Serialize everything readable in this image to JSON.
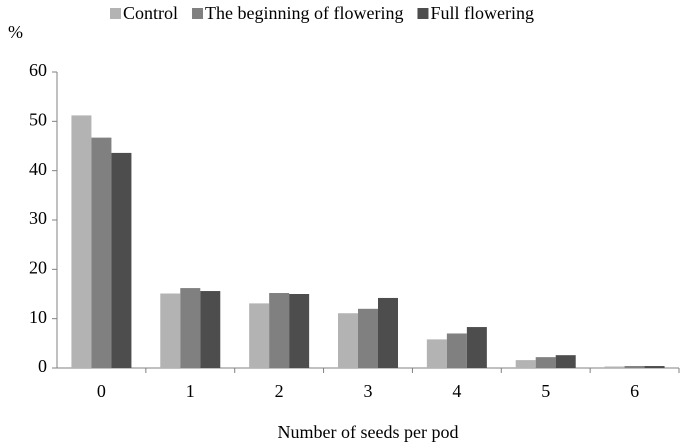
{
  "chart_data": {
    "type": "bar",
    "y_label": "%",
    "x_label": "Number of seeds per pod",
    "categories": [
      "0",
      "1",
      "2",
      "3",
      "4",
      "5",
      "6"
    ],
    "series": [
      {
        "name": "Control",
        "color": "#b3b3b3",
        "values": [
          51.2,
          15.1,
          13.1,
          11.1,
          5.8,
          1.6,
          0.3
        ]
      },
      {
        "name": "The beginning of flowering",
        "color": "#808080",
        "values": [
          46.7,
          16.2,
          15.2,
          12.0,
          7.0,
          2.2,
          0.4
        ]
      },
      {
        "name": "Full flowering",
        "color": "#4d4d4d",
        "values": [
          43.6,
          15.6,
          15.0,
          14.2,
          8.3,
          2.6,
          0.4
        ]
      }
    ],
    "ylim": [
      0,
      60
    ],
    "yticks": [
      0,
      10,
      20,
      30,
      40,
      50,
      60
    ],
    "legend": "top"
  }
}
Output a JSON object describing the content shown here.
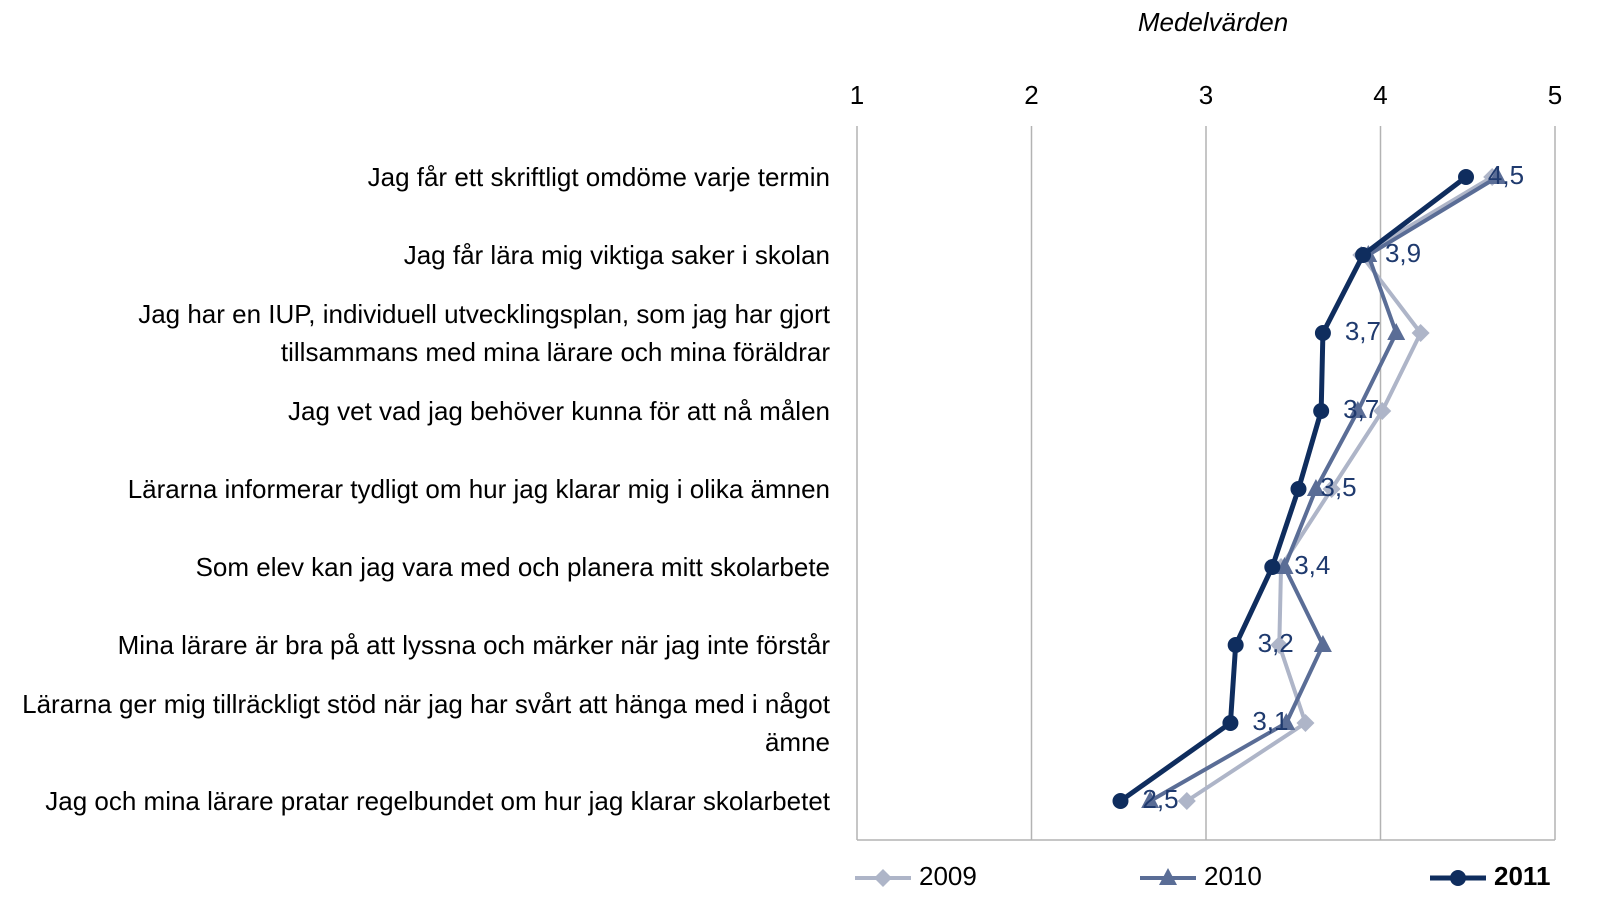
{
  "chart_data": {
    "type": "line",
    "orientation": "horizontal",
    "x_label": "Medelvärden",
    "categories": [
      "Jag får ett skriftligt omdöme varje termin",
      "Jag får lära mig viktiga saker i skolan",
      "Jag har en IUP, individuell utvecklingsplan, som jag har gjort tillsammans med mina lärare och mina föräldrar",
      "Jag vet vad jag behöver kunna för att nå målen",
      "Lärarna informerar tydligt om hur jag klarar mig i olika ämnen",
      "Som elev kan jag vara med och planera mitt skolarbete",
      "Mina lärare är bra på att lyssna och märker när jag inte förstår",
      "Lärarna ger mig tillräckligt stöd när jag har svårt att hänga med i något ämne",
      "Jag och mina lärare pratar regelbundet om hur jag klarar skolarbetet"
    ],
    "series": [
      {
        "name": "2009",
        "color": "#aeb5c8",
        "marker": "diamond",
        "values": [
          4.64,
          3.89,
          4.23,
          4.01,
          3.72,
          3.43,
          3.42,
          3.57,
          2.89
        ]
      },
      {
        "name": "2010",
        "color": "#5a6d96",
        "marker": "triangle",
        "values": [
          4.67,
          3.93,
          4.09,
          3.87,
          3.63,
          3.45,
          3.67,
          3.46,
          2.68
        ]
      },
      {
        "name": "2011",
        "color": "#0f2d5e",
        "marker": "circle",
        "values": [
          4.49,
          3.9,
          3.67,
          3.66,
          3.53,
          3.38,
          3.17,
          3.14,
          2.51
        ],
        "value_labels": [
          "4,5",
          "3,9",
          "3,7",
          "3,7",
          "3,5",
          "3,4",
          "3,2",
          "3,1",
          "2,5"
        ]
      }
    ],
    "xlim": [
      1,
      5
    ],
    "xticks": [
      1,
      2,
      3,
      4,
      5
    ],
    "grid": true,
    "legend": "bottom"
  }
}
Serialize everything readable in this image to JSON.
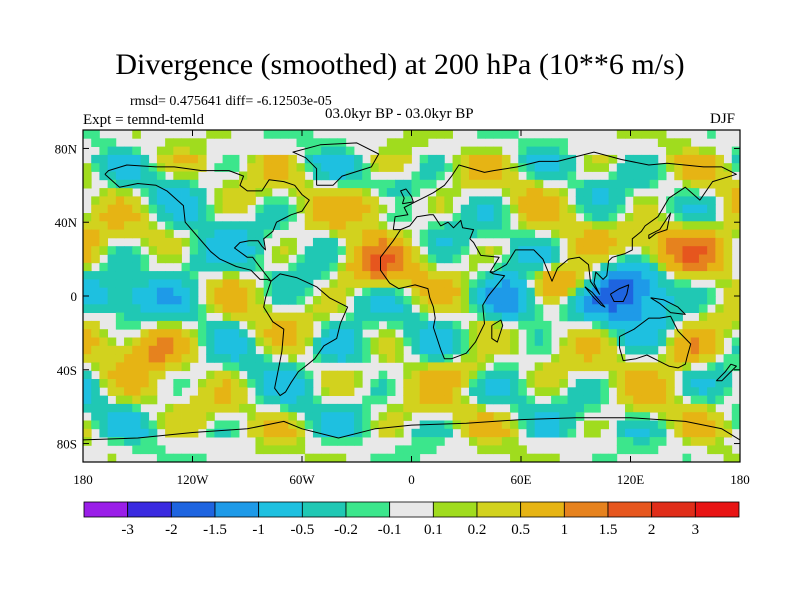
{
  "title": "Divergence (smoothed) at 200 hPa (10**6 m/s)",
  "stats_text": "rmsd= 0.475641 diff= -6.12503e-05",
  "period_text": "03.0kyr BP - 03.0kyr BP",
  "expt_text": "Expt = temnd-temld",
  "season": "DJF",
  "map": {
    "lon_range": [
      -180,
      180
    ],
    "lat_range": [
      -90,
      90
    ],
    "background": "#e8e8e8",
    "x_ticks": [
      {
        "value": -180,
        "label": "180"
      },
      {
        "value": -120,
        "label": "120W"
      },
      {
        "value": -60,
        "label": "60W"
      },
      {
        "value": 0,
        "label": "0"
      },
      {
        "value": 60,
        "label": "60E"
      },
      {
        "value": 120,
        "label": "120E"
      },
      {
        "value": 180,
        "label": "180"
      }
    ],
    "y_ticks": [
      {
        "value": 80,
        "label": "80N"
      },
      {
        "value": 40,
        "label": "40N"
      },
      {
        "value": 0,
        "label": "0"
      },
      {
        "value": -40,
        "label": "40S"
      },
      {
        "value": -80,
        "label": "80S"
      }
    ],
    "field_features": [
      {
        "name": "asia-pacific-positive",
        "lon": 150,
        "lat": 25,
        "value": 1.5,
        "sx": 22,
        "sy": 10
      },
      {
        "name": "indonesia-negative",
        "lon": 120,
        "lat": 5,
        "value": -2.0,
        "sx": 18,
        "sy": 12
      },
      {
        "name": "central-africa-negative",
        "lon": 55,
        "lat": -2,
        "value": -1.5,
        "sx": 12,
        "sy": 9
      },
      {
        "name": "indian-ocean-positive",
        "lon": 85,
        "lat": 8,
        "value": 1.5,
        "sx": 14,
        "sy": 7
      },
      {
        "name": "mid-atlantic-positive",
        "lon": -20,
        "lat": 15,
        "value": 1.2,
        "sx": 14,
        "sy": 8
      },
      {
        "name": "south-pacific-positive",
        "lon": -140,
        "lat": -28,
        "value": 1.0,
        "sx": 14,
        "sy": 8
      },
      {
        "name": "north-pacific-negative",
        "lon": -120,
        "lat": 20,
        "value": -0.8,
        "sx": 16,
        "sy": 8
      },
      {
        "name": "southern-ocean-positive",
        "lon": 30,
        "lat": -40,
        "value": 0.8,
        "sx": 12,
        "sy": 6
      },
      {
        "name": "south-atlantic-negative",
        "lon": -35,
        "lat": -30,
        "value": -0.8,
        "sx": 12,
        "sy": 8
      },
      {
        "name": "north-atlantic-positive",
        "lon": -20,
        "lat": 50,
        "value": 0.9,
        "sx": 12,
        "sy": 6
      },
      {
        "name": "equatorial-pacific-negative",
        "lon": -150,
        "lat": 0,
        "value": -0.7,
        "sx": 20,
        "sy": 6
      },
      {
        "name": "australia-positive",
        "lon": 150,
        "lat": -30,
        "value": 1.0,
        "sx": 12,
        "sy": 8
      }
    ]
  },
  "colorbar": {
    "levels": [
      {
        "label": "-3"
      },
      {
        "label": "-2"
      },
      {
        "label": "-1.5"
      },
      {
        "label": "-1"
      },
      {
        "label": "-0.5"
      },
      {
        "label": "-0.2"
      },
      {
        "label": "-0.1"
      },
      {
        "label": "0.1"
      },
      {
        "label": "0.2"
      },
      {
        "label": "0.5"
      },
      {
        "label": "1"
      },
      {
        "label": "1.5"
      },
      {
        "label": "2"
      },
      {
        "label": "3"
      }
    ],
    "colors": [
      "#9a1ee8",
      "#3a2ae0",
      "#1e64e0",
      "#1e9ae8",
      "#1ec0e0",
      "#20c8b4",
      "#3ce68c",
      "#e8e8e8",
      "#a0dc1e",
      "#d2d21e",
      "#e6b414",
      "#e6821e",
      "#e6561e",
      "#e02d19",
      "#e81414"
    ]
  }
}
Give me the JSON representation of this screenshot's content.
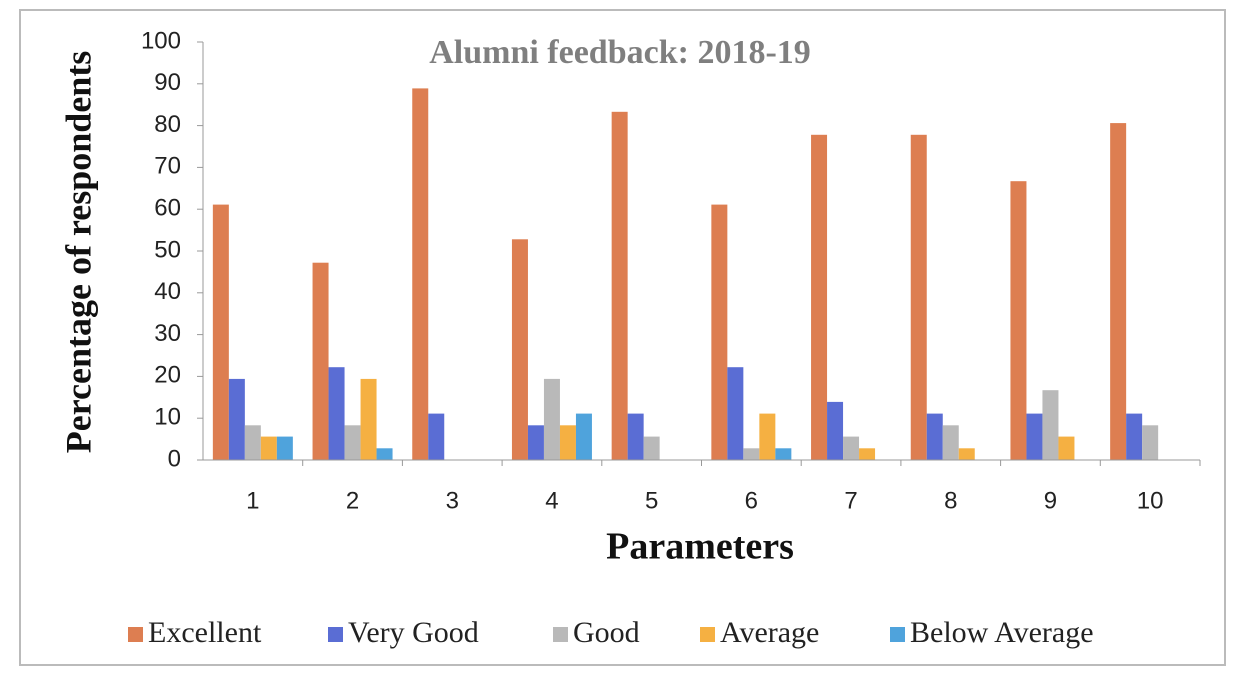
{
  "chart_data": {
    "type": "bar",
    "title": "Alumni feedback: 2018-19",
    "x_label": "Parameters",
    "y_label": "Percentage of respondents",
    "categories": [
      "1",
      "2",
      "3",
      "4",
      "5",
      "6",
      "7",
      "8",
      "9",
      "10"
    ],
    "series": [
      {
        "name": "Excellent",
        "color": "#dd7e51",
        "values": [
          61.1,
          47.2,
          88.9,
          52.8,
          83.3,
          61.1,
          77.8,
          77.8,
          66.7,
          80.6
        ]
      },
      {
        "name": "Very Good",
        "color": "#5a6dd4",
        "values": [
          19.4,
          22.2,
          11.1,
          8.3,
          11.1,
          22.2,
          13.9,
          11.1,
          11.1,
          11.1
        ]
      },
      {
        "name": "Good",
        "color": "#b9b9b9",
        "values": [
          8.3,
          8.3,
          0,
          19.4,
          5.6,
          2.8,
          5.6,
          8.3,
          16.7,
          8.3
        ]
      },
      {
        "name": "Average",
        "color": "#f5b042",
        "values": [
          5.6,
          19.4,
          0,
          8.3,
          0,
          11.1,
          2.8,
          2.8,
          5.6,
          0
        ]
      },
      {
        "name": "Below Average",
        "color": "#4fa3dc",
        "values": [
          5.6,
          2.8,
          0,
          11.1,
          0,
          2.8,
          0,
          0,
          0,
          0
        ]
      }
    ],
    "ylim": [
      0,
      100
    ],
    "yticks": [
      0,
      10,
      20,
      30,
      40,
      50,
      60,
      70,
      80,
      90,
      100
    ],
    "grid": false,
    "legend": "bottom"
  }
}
——
▶ [Challenge]: Each line from the one containing "Give me the" through the last line of the entries above is to be extracted exactly. Pictures are not part of the copy.

▶ [Task response]:
Give me the JSON representation of this screenshot's content.
{
  "chart_data": {
    "type": "bar",
    "title": "Alumni feedback: 2018-19",
    "x_label": "Parameters",
    "y_label": "Percentage of respondents",
    "categories": [
      "1",
      "2",
      "3",
      "4",
      "5",
      "6",
      "7",
      "8",
      "9",
      "10"
    ],
    "series": [
      {
        "name": "Excellent",
        "color": "#dd7e51",
        "values": [
          61.1,
          47.2,
          88.9,
          52.8,
          83.3,
          61.1,
          77.8,
          77.8,
          66.7,
          80.6
        ]
      },
      {
        "name": "Very Good",
        "color": "#5a6dd4",
        "values": [
          19.4,
          22.2,
          11.1,
          8.3,
          11.1,
          22.2,
          13.9,
          11.1,
          11.1,
          11.1
        ]
      },
      {
        "name": "Good",
        "color": "#b9b9b9",
        "values": [
          8.3,
          8.3,
          0,
          19.4,
          5.6,
          2.8,
          5.6,
          8.3,
          16.7,
          8.3
        ]
      },
      {
        "name": "Average",
        "color": "#f5b042",
        "values": [
          5.6,
          19.4,
          0,
          8.3,
          0,
          11.1,
          2.8,
          2.8,
          5.6,
          0
        ]
      },
      {
        "name": "Below Average",
        "color": "#4fa3dc",
        "values": [
          5.6,
          2.8,
          0,
          11.1,
          0,
          2.8,
          0,
          0,
          0,
          0
        ]
      }
    ],
    "ylim": [
      0,
      100
    ],
    "yticks": [
      0,
      10,
      20,
      30,
      40,
      50,
      60,
      70,
      80,
      90,
      100
    ],
    "grid": false,
    "legend": "bottom"
  }
}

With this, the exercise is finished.